GIVEN PROBLEM
Find the string "forældre" and gather every line that holds it.
■ ■ ■ ■ ■ ■ ■
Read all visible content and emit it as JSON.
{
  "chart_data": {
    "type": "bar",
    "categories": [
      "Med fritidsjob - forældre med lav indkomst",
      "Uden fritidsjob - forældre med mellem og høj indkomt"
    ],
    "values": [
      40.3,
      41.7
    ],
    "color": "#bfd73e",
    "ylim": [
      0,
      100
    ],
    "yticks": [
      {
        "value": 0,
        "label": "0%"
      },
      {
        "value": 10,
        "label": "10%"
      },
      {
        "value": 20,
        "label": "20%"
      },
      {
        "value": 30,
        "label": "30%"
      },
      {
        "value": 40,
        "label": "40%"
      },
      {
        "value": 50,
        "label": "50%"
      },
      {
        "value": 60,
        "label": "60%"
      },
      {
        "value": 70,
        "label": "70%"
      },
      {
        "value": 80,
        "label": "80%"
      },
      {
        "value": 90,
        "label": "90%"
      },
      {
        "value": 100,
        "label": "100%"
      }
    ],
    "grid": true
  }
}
■ ■ ■ ■ ■ ■ ■
PROBLEM SOLUTION
      "Med fritidsjob - forældre med lav indkomst",
      "Uden fritidsjob - forældre med mellem og høj indkomt"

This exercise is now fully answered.